*Exercise objective*.
Return all the data, word for word.

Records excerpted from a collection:
## Start
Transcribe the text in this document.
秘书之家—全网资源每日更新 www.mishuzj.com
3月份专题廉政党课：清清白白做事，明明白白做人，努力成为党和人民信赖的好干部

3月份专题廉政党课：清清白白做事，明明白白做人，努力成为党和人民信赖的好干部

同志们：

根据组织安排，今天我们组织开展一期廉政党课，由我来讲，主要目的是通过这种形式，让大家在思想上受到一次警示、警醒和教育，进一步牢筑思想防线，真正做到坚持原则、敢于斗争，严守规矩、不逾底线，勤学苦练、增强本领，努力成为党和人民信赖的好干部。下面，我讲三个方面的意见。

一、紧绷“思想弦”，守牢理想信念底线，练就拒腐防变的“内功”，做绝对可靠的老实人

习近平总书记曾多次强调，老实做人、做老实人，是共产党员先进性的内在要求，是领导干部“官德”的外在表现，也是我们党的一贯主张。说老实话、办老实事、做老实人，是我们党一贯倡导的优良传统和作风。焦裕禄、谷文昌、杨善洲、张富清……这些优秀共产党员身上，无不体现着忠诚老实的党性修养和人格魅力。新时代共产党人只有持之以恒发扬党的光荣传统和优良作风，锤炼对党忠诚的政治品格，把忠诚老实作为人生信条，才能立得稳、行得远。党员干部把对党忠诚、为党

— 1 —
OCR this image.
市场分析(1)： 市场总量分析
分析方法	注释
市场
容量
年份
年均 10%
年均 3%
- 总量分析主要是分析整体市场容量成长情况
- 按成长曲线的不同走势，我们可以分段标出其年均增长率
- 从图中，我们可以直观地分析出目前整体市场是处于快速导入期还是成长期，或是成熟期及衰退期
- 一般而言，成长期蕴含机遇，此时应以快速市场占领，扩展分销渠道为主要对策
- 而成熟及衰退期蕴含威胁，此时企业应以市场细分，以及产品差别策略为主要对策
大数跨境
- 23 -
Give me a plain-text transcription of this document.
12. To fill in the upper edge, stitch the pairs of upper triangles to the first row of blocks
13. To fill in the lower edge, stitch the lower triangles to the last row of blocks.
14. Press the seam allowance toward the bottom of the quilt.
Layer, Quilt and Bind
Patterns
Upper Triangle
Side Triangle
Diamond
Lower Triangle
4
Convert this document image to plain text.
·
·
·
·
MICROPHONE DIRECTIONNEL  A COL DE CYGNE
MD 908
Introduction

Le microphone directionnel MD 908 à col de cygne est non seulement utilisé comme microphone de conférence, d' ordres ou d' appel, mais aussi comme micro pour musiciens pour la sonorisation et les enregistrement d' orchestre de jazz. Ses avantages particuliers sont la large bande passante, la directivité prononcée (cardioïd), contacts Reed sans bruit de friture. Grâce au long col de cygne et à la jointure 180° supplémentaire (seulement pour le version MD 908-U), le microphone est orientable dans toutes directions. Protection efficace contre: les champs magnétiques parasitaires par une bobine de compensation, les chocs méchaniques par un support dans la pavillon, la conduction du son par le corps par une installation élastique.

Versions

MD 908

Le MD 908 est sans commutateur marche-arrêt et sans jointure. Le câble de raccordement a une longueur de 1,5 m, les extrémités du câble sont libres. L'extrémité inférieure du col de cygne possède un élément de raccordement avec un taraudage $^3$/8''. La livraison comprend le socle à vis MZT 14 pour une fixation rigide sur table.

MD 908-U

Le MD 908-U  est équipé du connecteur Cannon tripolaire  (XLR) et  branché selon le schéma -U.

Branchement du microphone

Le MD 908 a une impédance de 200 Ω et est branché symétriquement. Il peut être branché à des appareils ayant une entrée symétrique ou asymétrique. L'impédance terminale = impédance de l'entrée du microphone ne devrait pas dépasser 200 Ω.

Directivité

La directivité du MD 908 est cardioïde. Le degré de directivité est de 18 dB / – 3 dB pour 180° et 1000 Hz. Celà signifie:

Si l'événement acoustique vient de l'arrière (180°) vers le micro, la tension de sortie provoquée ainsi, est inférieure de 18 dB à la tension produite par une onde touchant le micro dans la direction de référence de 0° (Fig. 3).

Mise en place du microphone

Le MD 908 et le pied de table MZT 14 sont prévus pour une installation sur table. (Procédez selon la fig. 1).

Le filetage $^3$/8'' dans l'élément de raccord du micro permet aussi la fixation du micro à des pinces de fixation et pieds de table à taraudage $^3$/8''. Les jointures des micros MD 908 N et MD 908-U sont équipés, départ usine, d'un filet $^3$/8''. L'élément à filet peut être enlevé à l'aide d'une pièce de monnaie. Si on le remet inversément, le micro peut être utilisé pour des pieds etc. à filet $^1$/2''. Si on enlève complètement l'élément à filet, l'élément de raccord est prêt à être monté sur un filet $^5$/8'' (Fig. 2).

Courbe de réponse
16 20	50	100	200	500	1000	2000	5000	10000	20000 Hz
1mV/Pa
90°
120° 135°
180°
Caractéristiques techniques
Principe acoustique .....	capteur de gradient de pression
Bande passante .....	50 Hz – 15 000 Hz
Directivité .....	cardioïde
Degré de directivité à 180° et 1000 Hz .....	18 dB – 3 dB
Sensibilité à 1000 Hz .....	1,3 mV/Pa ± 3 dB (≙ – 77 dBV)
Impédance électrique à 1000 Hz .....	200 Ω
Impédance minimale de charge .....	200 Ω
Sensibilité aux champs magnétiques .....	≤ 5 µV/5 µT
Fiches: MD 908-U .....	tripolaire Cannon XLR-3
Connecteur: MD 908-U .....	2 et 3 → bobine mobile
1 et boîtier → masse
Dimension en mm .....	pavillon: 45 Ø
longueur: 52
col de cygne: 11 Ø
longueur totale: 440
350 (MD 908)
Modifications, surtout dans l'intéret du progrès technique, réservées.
## End
*Solution to this task*.
Transcribe the text in this document.
秘书之家—全网资源每日更新 www.mishuzj.com
3月份专题廉政党课：清清白白做事，明明白白做人，努力成为党和人民信赖的好干部

3月份专题廉政党课：清清白白做事，明明白白做人，努力成为党和人民信赖的好干部

同志们：

根据组织安排，今天我们组织开展一期廉政党课，由我来讲，主要目的是通过这种形式，让大家在思想上受到一次警示、警醒和教育，进一步牢筑思想防线，真正做到坚持原则、敢于斗争，严守规矩、不逾底线，勤学苦练、增强本领，努力成为党和人民信赖的好干部。下面，我讲三个方面的意见。

一、紧绷“思想弦”，守牢理想信念底线，练就拒腐防变的“内功”，做绝对可靠的老实人

习近平总书记曾多次强调，老实做人、做老实人，是共产党员先进性的内在要求，是领导干部“官德”的外在表现，也是我们党的一贯主张。说老实话、办老实事、做老实人，是我们党一贯倡导的优良传统和作风。焦裕禄、谷文昌、杨善洲、张富清……这些优秀共产党员身上，无不体现着忠诚老实的党性修养和人格魅力。新时代共产党人只有持之以恒发扬党的光荣传统和优良作风，锤炼对党忠诚的政治品格，把忠诚老实作为人生信条，才能立得稳、行得远。党员干部把对党忠诚、为党

— 1 —
OCR this image.
市场分析(1)： 市场总量分析
分析方法	注释
市场
容量
年份
年均 10%
年均 3%
- 总量分析主要是分析整体市场容量成长情况
- 按成长曲线的不同走势，我们可以分段标出其年均增长率
- 从图中，我们可以直观地分析出目前整体市场是处于快速导入期还是成长期，或是成熟期及衰退期
- 一般而言，成长期蕴含机遇，此时应以快速市场占领，扩展分销渠道为主要对策
- 而成熟及衰退期蕴含威胁，此时企业应以市场细分，以及产品差别策略为主要对策
大数跨境
- 23 -
Give me a plain-text transcription of this document.
12. To fill in the upper edge, stitch the pairs of upper triangles to the first row of blocks
13. To fill in the lower edge, stitch the lower triangles to the last row of blocks.
14. Press the seam allowance toward the bottom of the quilt.
Layer, Quilt and Bind
Patterns
Upper Triangle
Side Triangle
Diamond
Lower Triangle
4
Convert this document image to plain text.
·
·
·
·
MICROPHONE DIRECTIONNEL  A COL DE CYGNE
MD 908
Introduction

Le microphone directionnel MD 908 à col de cygne est non seulement utilisé comme microphone de conférence, d' ordres ou d' appel, mais aussi comme micro pour musiciens pour la sonorisation et les enregistrement d' orchestre de jazz. Ses avantages particuliers sont la large bande passante, la directivité prononcée (cardioïd), contacts Reed sans bruit de friture. Grâce au long col de cygne et à la jointure 180° supplémentaire (seulement pour le version MD 908-U), le microphone est orientable dans toutes directions. Protection efficace contre: les champs magnétiques parasitaires par une bobine de compensation, les chocs méchaniques par un support dans la pavillon, la conduction du son par le corps par une installation élastique.

Versions

MD 908

Le MD 908 est sans commutateur marche-arrêt et sans jointure. Le câble de raccordement a une longueur de 1,5 m, les extrémités du câble sont libres. L'extrémité inférieure du col de cygne possède un élément de raccordement avec un taraudage $^3$/8''. La livraison comprend le socle à vis MZT 14 pour une fixation rigide sur table.

MD 908-U

Le MD 908-U  est équipé du connecteur Cannon tripolaire  (XLR) et  branché selon le schéma -U.

Branchement du microphone

Le MD 908 a une impédance de 200 Ω et est branché symétriquement. Il peut être branché à des appareils ayant une entrée symétrique ou asymétrique. L'impédance terminale = impédance de l'entrée du microphone ne devrait pas dépasser 200 Ω.

Directivité

La directivité du MD 908 est cardioïde. Le degré de directivité est de 18 dB / – 3 dB pour 180° et 1000 Hz. Celà signifie:

Si l'événement acoustique vient de l'arrière (180°) vers le micro, la tension de sortie provoquée ainsi, est inférieure de 18 dB à la tension produite par une onde touchant le micro dans la direction de référence de 0° (Fig. 3).

Mise en place du microphone

Le MD 908 et le pied de table MZT 14 sont prévus pour une installation sur table. (Procédez selon la fig. 1).

Le filetage $^3$/8'' dans l'élément de raccord du micro permet aussi la fixation du micro à des pinces de fixation et pieds de table à taraudage $^3$/8''. Les jointures des micros MD 908 N et MD 908-U sont équipés, départ usine, d'un filet $^3$/8''. L'élément à filet peut être enlevé à l'aide d'une pièce de monnaie. Si on le remet inversément, le micro peut être utilisé pour des pieds etc. à filet $^1$/2''. Si on enlève complètement l'élément à filet, l'élément de raccord est prêt à être monté sur un filet $^5$/8'' (Fig. 2).

Courbe de réponse
16 20	50	100	200	500	1000	2000	5000	10000	20000 Hz
1mV/Pa
90°
120° 135°
180°
Caractéristiques techniques
Principe acoustique .....	capteur de gradient de pression
Bande passante .....	50 Hz – 15 000 Hz
Directivité .....	cardioïde
Degré de directivité à 180° et 1000 Hz .....	18 dB – 3 dB
Sensibilité à 1000 Hz .....	1,3 mV/Pa ± 3 dB (≙ – 77 dBV)
Impédance électrique à 1000 Hz .....	200 Ω
Impédance minimale de charge .....	200 Ω
Sensibilité aux champs magnétiques .....	≤ 5 µV/5 µT
Fiches: MD 908-U .....	tripolaire Cannon XLR-3
Connecteur: MD 908-U .....	2 et 3 → bobine mobile
1 et boîtier → masse
Dimension en mm .....	pavillon: 45 Ø
longueur: 52
col de cygne: 11 Ø
longueur totale: 440
350 (MD 908)
Modifications, surtout dans l'intéret du progrès technique, réservées.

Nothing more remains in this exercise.